## Entries shown
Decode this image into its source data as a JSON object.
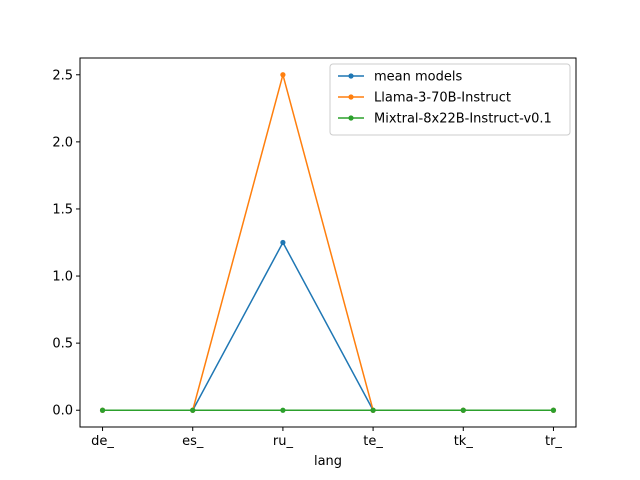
{
  "chart_data": {
    "type": "line",
    "title": "",
    "xlabel": "lang",
    "ylabel": "",
    "categories": [
      "de_",
      "es_",
      "ru_",
      "te_",
      "tk_",
      "tr_"
    ],
    "ylim": [
      -0.125,
      2.625
    ],
    "yticks": [
      0.0,
      0.5,
      1.0,
      1.5,
      2.0,
      2.5
    ],
    "ytick_labels": [
      "0.0",
      "0.5",
      "1.0",
      "1.5",
      "2.0",
      "2.5"
    ],
    "grid": false,
    "legend_position": "top-right",
    "series": [
      {
        "name": "mean models",
        "color": "#1f77b4",
        "values": [
          0.0,
          0.0,
          1.25,
          0.0,
          0.0,
          0.0
        ]
      },
      {
        "name": "Llama-3-70B-Instruct",
        "color": "#ff7f0e",
        "values": [
          0.0,
          0.0,
          2.5,
          0.0,
          0.0,
          0.0
        ]
      },
      {
        "name": "Mixtral-8x22B-Instruct-v0.1",
        "color": "#2ca02c",
        "values": [
          0.0,
          0.0,
          0.0,
          0.0,
          0.0,
          0.0
        ]
      }
    ]
  }
}
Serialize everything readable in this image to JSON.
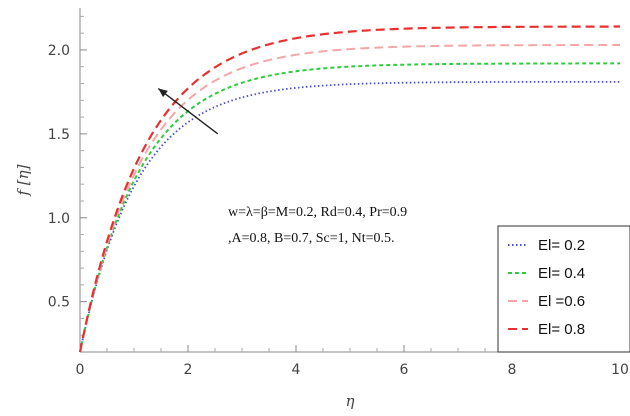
{
  "chart_data": {
    "type": "line",
    "xlabel": "η",
    "ylabel": "f [η]",
    "xlim": [
      0,
      10
    ],
    "ylim": [
      0.2,
      2.25
    ],
    "x_ticks": [
      0,
      2,
      4,
      6,
      8,
      10
    ],
    "x_tick_labels": [
      "0",
      "2",
      "4",
      "6",
      "8",
      "10"
    ],
    "y_ticks": [
      0.5,
      1.0,
      1.5,
      2.0
    ],
    "y_tick_labels": [
      "0.5",
      "1.0",
      "1.5",
      "2.0"
    ],
    "grid": false,
    "legend_placement": "bottom-right",
    "annotation_lines": [
      "w=λ=β=M=0.2, Rd=0.4, Pr=0.9",
      ",A=0.8, B=0.7, Sc=1, Nt=0.5."
    ],
    "arrow": {
      "from": [
        2.55,
        1.5
      ],
      "to": [
        1.45,
        1.77
      ]
    },
    "series": [
      {
        "name": "El= 0.2",
        "color": "#4a4ad0",
        "dash": "dotted",
        "asymptote": 1.81,
        "k": 0.95
      },
      {
        "name": "El= 0.4",
        "color": "#2ecc40",
        "dash": "dashed-short",
        "asymptote": 1.92,
        "k": 0.9
      },
      {
        "name": "El =0.6",
        "color": "#f4a7a7",
        "dash": "dashed",
        "asymptote": 2.03,
        "k": 0.86
      },
      {
        "name": "El= 0.8",
        "color": "#e83030",
        "dash": "dashed",
        "asymptote": 2.14,
        "k": 0.83
      }
    ]
  }
}
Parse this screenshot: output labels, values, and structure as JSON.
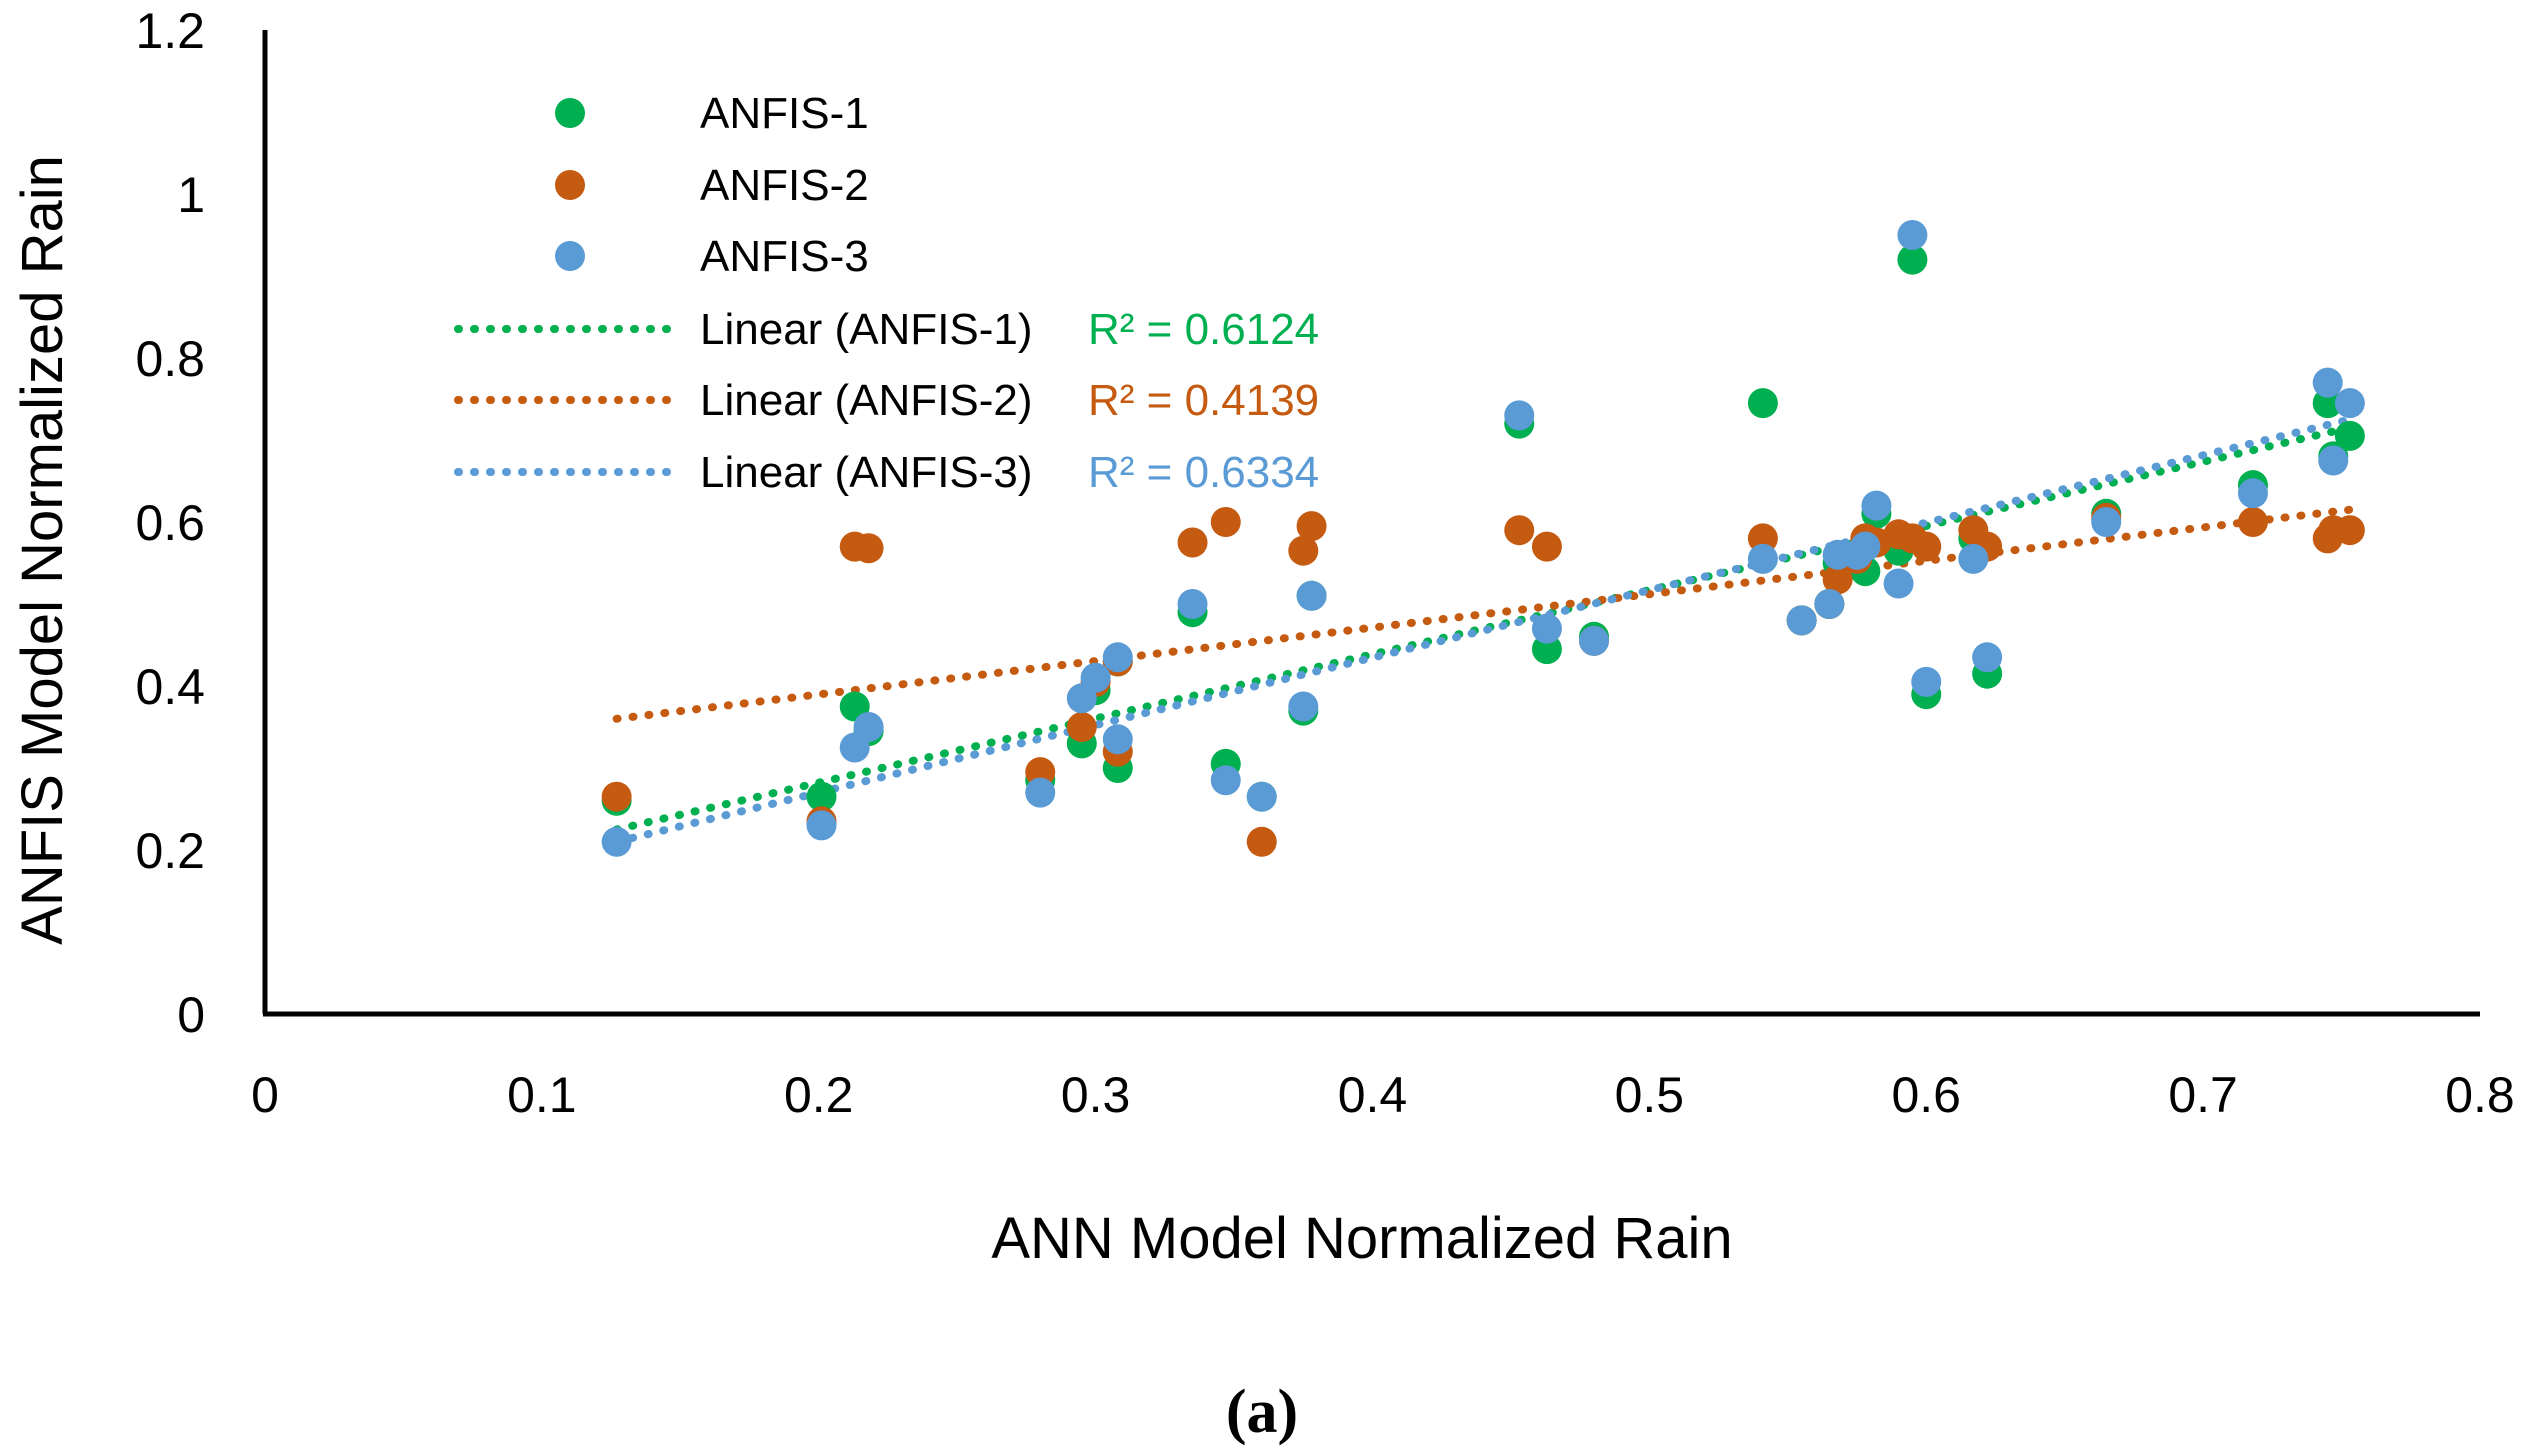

## What you need to do
Filter out all lines lacking the word "Instruct" and copy the rest.

## Problem solution
        "name": "Llama-3-70B-Instruct",
        "name": "Mixtral-8x22B-Instruct-v0.1",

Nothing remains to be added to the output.